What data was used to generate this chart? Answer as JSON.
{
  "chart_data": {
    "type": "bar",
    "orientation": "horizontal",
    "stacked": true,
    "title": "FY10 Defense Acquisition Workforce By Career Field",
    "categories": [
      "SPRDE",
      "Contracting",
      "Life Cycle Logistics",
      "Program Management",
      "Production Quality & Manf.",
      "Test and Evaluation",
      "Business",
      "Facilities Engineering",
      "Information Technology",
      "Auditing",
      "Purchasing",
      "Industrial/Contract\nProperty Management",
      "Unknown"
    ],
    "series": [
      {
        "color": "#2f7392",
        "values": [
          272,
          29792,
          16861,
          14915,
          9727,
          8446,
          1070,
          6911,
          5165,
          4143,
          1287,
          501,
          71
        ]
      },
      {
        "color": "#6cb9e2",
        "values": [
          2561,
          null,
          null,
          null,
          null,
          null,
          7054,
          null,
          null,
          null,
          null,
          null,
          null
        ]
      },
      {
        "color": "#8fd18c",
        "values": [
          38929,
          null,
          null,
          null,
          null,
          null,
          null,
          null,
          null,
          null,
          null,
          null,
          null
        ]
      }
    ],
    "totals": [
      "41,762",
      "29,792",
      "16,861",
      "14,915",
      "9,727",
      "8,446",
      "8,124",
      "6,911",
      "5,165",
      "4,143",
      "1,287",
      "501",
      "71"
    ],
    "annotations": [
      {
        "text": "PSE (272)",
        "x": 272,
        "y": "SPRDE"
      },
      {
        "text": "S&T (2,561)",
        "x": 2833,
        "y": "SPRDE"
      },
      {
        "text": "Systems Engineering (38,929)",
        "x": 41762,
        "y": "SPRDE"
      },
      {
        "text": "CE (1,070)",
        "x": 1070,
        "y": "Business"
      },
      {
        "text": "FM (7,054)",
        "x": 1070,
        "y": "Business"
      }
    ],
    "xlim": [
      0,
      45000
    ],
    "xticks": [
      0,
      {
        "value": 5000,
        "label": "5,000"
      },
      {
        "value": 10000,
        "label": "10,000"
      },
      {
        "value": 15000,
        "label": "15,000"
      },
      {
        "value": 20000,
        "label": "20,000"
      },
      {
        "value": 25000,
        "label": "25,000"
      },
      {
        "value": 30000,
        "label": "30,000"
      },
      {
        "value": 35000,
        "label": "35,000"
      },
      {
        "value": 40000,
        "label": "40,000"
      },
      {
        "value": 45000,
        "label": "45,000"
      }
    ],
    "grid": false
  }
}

* * * * * * *

YOUR GOAL ▸ The records above are to be repeated exactly, in their entirety.

EXERCISE OUTPUT ▸
What data was used to generate this chart? Answer as JSON.
{
  "chart_data": {
    "type": "bar",
    "orientation": "horizontal",
    "stacked": true,
    "title": "FY10 Defense Acquisition Workforce By Career Field",
    "categories": [
      "SPRDE",
      "Contracting",
      "Life Cycle Logistics",
      "Program Management",
      "Production Quality & Manf.",
      "Test and Evaluation",
      "Business",
      "Facilities Engineering",
      "Information Technology",
      "Auditing",
      "Purchasing",
      "Industrial/Contract\nProperty Management",
      "Unknown"
    ],
    "series": [
      {
        "color": "#2f7392",
        "values": [
          272,
          29792,
          16861,
          14915,
          9727,
          8446,
          1070,
          6911,
          5165,
          4143,
          1287,
          501,
          71
        ]
      },
      {
        "color": "#6cb9e2",
        "values": [
          2561,
          null,
          null,
          null,
          null,
          null,
          7054,
          null,
          null,
          null,
          null,
          null,
          null
        ]
      },
      {
        "color": "#8fd18c",
        "values": [
          38929,
          null,
          null,
          null,
          null,
          null,
          null,
          null,
          null,
          null,
          null,
          null,
          null
        ]
      }
    ],
    "totals": [
      "41,762",
      "29,792",
      "16,861",
      "14,915",
      "9,727",
      "8,446",
      "8,124",
      "6,911",
      "5,165",
      "4,143",
      "1,287",
      "501",
      "71"
    ],
    "annotations": [
      {
        "text": "PSE (272)",
        "x": 272,
        "y": "SPRDE"
      },
      {
        "text": "S&T (2,561)",
        "x": 2833,
        "y": "SPRDE"
      },
      {
        "text": "Systems Engineering (38,929)",
        "x": 41762,
        "y": "SPRDE"
      },
      {
        "text": "CE (1,070)",
        "x": 1070,
        "y": "Business"
      },
      {
        "text": "FM (7,054)",
        "x": 1070,
        "y": "Business"
      }
    ],
    "xlim": [
      0,
      45000
    ],
    "xticks": [
      0,
      {
        "value": 5000,
        "label": "5,000"
      },
      {
        "value": 10000,
        "label": "10,000"
      },
      {
        "value": 15000,
        "label": "15,000"
      },
      {
        "value": 20000,
        "label": "20,000"
      },
      {
        "value": 25000,
        "label": "25,000"
      },
      {
        "value": 30000,
        "label": "30,000"
      },
      {
        "value": 35000,
        "label": "35,000"
      },
      {
        "value": 40000,
        "label": "40,000"
      },
      {
        "value": 45000,
        "label": "45,000"
      }
    ],
    "grid": false
  }
}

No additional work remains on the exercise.